--- Aim of the task ---
Retype the whole listing, please, keeping every line exact and dropping the pictures.

(Data records)
----

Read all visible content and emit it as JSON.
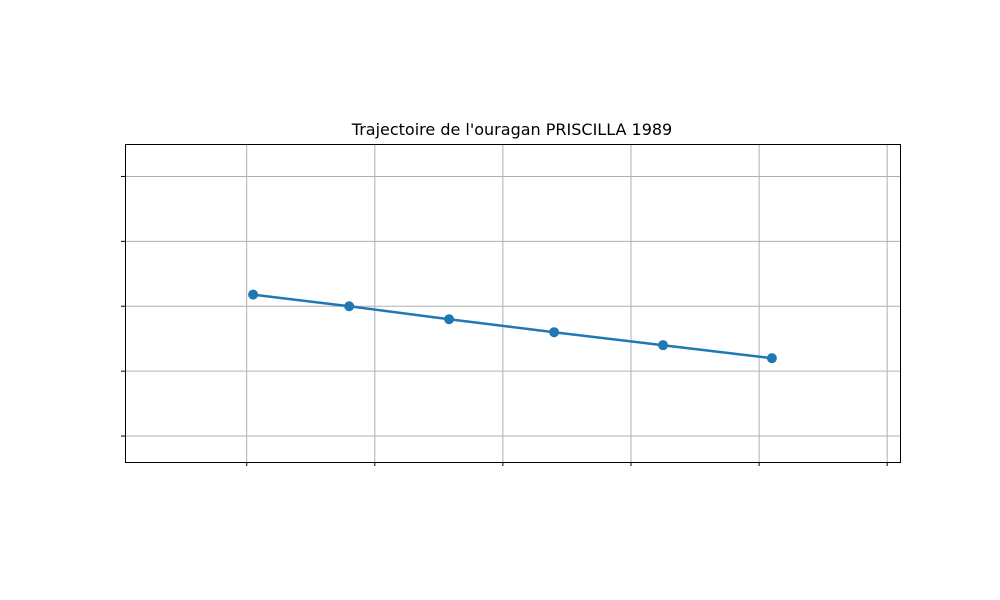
{
  "chart_data": {
    "type": "line",
    "title": "Trajectoire de l'ouragan PRISCILLA 1989",
    "xlabel": "",
    "ylabel": "",
    "xlim": [
      -0.95,
      5.1
    ],
    "ylim": [
      -2.4,
      2.5
    ],
    "x_gridlines": [
      0,
      1,
      2,
      3,
      4,
      5
    ],
    "y_gridlines": [
      -2,
      -1,
      0,
      1,
      2
    ],
    "grid": true,
    "series": [
      {
        "x": [
          0.05,
          0.8,
          1.58,
          2.4,
          3.25,
          4.1
        ],
        "y": [
          0.18,
          0.0,
          -0.2,
          -0.4,
          -0.6,
          -0.8
        ]
      }
    ],
    "colors": {
      "line": "#1f77b4",
      "marker": "#1f77b4",
      "grid": "#b0b0b0",
      "frame": "#000000"
    }
  }
}
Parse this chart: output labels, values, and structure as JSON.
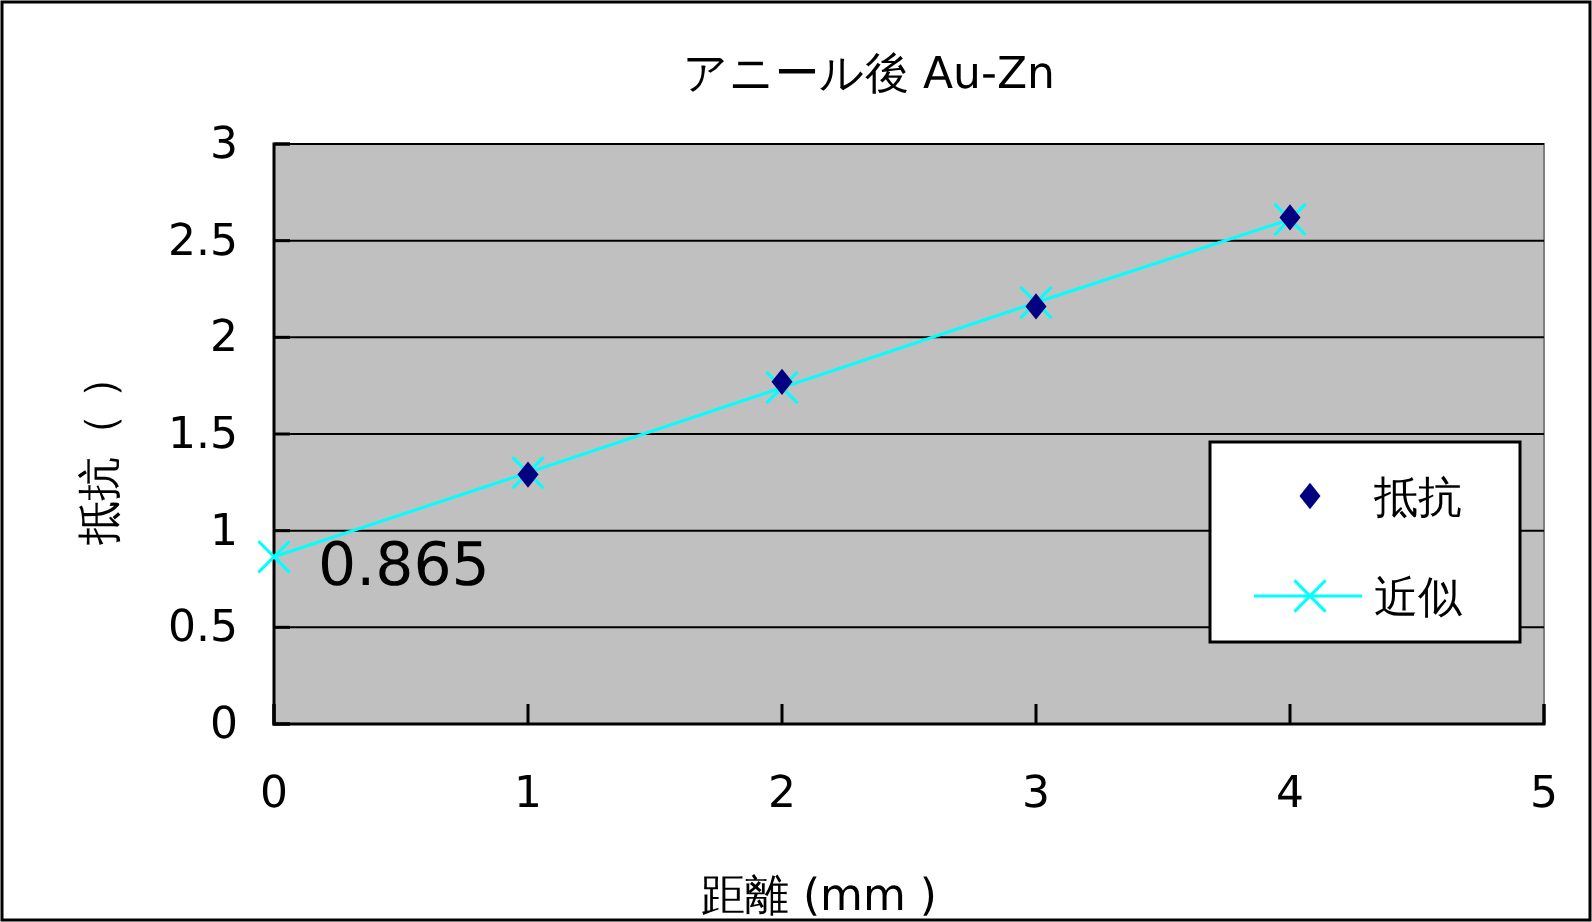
{
  "chart_data": {
    "type": "scatter",
    "title": "アニール後 Au-Zn",
    "xlabel": "距離 (mm )",
    "ylabel": "抵抗（ ）",
    "x": [
      1,
      2,
      3,
      4
    ],
    "series": [
      {
        "name": "抵抗",
        "marker": "diamond",
        "color": "#000080",
        "values": [
          1.29,
          1.77,
          2.16,
          2.62
        ]
      },
      {
        "name": "近似",
        "type": "line",
        "marker": "cross",
        "color": "#00ffff",
        "x": [
          0,
          1,
          2,
          3,
          4
        ],
        "values": [
          0.865,
          1.3,
          1.74,
          2.18,
          2.61
        ]
      }
    ],
    "annotations": [
      {
        "text": "0.865",
        "x": 0,
        "y": 0.865
      }
    ],
    "xlim": [
      0,
      5
    ],
    "xticks": [
      0,
      1,
      2,
      3,
      4,
      5
    ],
    "ylim": [
      0,
      3
    ],
    "yticks": [
      0,
      0.5,
      1,
      1.5,
      2,
      2.5,
      3
    ],
    "grid": "y",
    "legend": "right"
  }
}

----

--- Result for this task ---
Read all visible content and emit it as JSON.
{
  "chart_data": {
    "type": "line",
    "title": "Trajectoire de l'ouragan PRISCILLA 1989",
    "xlabel": "",
    "ylabel": "",
    "xlim": [
      -0.95,
      5.1
    ],
    "ylim": [
      -2.4,
      2.5
    ],
    "x_gridlines": [
      0,
      1,
      2,
      3,
      4,
      5
    ],
    "y_gridlines": [
      -2,
      -1,
      0,
      1,
      2
    ],
    "grid": true,
    "series": [
      {
        "x": [
          0.05,
          0.8,
          1.58,
          2.4,
          3.25,
          4.1
        ],
        "y": [
          0.18,
          0.0,
          -0.2,
          -0.4,
          -0.6,
          -0.8
        ]
      }
    ],
    "colors": {
      "line": "#1f77b4",
      "marker": "#1f77b4",
      "grid": "#b0b0b0",
      "frame": "#000000"
    }
  }
}
Parse this chart: output labels, values, and structure as JSON.
{
  "chart_data": {
    "type": "scatter",
    "title": "アニール後 Au-Zn",
    "xlabel": "距離 (mm )",
    "ylabel": "抵抗（ ）",
    "x": [
      1,
      2,
      3,
      4
    ],
    "series": [
      {
        "name": "抵抗",
        "marker": "diamond",
        "color": "#000080",
        "values": [
          1.29,
          1.77,
          2.16,
          2.62
        ]
      },
      {
        "name": "近似",
        "type": "line",
        "marker": "cross",
        "color": "#00ffff",
        "x": [
          0,
          1,
          2,
          3,
          4
        ],
        "values": [
          0.865,
          1.3,
          1.74,
          2.18,
          2.61
        ]
      }
    ],
    "annotations": [
      {
        "text": "0.865",
        "x": 0,
        "y": 0.865
      }
    ],
    "xlim": [
      0,
      5
    ],
    "xticks": [
      0,
      1,
      2,
      3,
      4,
      5
    ],
    "ylim": [
      0,
      3
    ],
    "yticks": [
      0,
      0.5,
      1,
      1.5,
      2,
      2.5,
      3
    ],
    "grid": "y",
    "legend": "right"
  }
}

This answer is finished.